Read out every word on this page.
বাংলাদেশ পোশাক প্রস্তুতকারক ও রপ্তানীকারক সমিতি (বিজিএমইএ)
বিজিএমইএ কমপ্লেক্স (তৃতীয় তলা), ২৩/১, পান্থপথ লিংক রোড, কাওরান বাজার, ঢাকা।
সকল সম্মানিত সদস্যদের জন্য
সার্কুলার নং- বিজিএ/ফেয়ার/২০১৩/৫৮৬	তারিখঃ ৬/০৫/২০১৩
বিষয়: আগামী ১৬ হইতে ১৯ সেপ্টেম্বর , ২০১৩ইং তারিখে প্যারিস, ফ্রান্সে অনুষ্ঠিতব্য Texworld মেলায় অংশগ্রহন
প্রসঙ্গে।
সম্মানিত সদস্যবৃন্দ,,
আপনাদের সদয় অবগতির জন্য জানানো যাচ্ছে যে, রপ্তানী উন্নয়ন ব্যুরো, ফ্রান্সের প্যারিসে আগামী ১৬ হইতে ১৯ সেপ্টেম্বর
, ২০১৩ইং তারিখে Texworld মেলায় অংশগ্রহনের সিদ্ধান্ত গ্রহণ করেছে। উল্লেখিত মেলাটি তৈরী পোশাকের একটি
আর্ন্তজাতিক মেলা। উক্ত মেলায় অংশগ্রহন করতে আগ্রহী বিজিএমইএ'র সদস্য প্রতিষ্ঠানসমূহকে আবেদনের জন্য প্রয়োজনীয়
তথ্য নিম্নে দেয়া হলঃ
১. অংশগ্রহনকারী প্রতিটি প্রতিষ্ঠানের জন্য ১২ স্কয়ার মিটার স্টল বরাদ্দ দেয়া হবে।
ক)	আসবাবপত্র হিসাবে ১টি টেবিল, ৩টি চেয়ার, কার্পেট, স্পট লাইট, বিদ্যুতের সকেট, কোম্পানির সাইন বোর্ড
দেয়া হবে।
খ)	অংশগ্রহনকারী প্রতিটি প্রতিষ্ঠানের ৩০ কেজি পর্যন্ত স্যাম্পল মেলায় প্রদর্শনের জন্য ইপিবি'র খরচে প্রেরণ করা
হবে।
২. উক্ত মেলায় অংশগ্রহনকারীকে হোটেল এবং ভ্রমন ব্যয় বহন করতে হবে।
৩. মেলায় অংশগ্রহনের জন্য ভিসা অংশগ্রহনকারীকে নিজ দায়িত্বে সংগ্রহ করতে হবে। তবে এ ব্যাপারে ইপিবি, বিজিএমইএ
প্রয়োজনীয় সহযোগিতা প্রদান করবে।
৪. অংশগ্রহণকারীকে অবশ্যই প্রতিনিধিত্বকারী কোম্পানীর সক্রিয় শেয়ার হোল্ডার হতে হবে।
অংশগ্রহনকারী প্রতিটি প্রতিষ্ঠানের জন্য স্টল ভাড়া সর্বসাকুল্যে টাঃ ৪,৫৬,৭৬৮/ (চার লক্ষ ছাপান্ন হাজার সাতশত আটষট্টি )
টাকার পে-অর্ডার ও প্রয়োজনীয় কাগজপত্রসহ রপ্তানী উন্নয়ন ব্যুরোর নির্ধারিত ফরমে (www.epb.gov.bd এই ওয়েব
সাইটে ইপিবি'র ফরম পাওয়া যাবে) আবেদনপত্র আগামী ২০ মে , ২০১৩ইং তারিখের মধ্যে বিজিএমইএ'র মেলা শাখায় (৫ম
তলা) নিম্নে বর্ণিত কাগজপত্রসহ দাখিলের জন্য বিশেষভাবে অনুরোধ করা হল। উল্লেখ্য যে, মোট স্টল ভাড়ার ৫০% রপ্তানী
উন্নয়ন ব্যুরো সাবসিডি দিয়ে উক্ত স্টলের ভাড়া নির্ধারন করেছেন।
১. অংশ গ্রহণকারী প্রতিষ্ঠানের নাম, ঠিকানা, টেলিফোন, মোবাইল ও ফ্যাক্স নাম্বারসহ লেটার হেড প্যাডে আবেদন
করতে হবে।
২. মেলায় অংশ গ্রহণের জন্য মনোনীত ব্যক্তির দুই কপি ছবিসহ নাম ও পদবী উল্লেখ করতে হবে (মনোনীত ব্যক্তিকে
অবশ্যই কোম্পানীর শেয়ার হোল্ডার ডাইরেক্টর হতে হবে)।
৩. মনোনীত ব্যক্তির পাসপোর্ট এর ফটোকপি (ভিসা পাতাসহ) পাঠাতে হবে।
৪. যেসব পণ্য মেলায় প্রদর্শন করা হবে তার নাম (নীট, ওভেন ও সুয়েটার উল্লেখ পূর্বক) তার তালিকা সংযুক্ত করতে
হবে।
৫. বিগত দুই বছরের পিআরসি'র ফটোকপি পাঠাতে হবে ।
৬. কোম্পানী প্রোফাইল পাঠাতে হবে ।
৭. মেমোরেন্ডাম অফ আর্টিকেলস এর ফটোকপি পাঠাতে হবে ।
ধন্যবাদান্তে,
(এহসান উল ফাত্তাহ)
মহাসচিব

┄┄┄┄┄┄┄┄┄┄

→ **Written request**:
Write the entries again, exactly as they stand.

→ **Correct answer**:
Read out every word on this page.
বাংলাদেশ পোশাক প্রস্তুতকারক ও রপ্তানীকারক সমিতি (বিজিএমইএ)
বিজিএমইএ কমপ্লেক্স (তৃতীয় তলা), ২৩/১, পান্থপথ লিংক রোড, কাওরান বাজার, ঢাকা।
সকল সম্মানিত সদস্যদের জন্য
সার্কুলার নং- বিজিএ/ফেয়ার/২০১৩/৫৮৬	তারিখঃ ৬/০৫/২০১৩
বিষয়: আগামী ১৬ হইতে ১৯ সেপ্টেম্বর , ২০১৩ইং তারিখে প্যারিস, ফ্রান্সে অনুষ্ঠিতব্য Texworld মেলায় অংশগ্রহন
প্রসঙ্গে।
সম্মানিত সদস্যবৃন্দ,,
আপনাদের সদয় অবগতির জন্য জানানো যাচ্ছে যে, রপ্তানী উন্নয়ন ব্যুরো, ফ্রান্সের প্যারিসে আগামী ১৬ হইতে ১৯ সেপ্টেম্বর
, ২০১৩ইং তারিখে Texworld মেলায় অংশগ্রহনের সিদ্ধান্ত গ্রহণ করেছে। উল্লেখিত মেলাটি তৈরী পোশাকের একটি
আর্ন্তজাতিক মেলা। উক্ত মেলায় অংশগ্রহন করতে আগ্রহী বিজিএমইএ'র সদস্য প্রতিষ্ঠানসমূহকে আবেদনের জন্য প্রয়োজনীয়
তথ্য নিম্নে দেয়া হলঃ
১. অংশগ্রহনকারী প্রতিটি প্রতিষ্ঠানের জন্য ১২ স্কয়ার মিটার স্টল বরাদ্দ দেয়া হবে।
ক)	আসবাবপত্র হিসাবে ১টি টেবিল, ৩টি চেয়ার, কার্পেট, স্পট লাইট, বিদ্যুতের সকেট, কোম্পানির সাইন বোর্ড
দেয়া হবে।
খ)	অংশগ্রহনকারী প্রতিটি প্রতিষ্ঠানের ৩০ কেজি পর্যন্ত স্যাম্পল মেলায় প্রদর্শনের জন্য ইপিবি'র খরচে প্রেরণ করা
হবে।
২. উক্ত মেলায় অংশগ্রহনকারীকে হোটেল এবং ভ্রমন ব্যয় বহন করতে হবে।
৩. মেলায় অংশগ্রহনের জন্য ভিসা অংশগ্রহনকারীকে নিজ দায়িত্বে সংগ্রহ করতে হবে। তবে এ ব্যাপারে ইপিবি, বিজিএমইএ
প্রয়োজনীয় সহযোগিতা প্রদান করবে।
৪. অংশগ্রহণকারীকে অবশ্যই প্রতিনিধিত্বকারী কোম্পানীর সক্রিয় শেয়ার হোল্ডার হতে হবে।
অংশগ্রহনকারী প্রতিটি প্রতিষ্ঠানের জন্য স্টল ভাড়া সর্বসাকুল্যে টাঃ ৪,৫৬,৭৬৮/ (চার লক্ষ ছাপান্ন হাজার সাতশত আটষট্টি )
টাকার পে-অর্ডার ও প্রয়োজনীয় কাগজপত্রসহ রপ্তানী উন্নয়ন ব্যুরোর নির্ধারিত ফরমে (www.epb.gov.bd এই ওয়েব
সাইটে ইপিবি'র ফরম পাওয়া যাবে) আবেদনপত্র আগামী ২০ মে , ২০১৩ইং তারিখের মধ্যে বিজিএমইএ'র মেলা শাখায় (৫ম
তলা) নিম্নে বর্ণিত কাগজপত্রসহ দাখিলের জন্য বিশেষভাবে অনুরোধ করা হল। উল্লেখ্য যে, মোট স্টল ভাড়ার ৫০% রপ্তানী
উন্নয়ন ব্যুরো সাবসিডি দিয়ে উক্ত স্টলের ভাড়া নির্ধারন করেছেন।
১. অংশ গ্রহণকারী প্রতিষ্ঠানের নাম, ঠিকানা, টেলিফোন, মোবাইল ও ফ্যাক্স নাম্বারসহ লেটার হেড প্যাডে আবেদন
করতে হবে।
২. মেলায় অংশ গ্রহণের জন্য মনোনীত ব্যক্তির দুই কপি ছবিসহ নাম ও পদবী উল্লেখ করতে হবে (মনোনীত ব্যক্তিকে
অবশ্যই কোম্পানীর শেয়ার হোল্ডার ডাইরেক্টর হতে হবে)।
৩. মনোনীত ব্যক্তির পাসপোর্ট এর ফটোকপি (ভিসা পাতাসহ) পাঠাতে হবে।
৪. যেসব পণ্য মেলায় প্রদর্শন করা হবে তার নাম (নীট, ওভেন ও সুয়েটার উল্লেখ পূর্বক) তার তালিকা সংযুক্ত করতে
হবে।
৫. বিগত দুই বছরের পিআরসি'র ফটোকপি পাঠাতে হবে ।
৬. কোম্পানী প্রোফাইল পাঠাতে হবে ।
৭. মেমোরেন্ডাম অফ আর্টিকেলস এর ফটোকপি পাঠাতে হবে ।
ধন্যবাদান্তে,
(এহসান উল ফাত্তাহ)
মহাসচিব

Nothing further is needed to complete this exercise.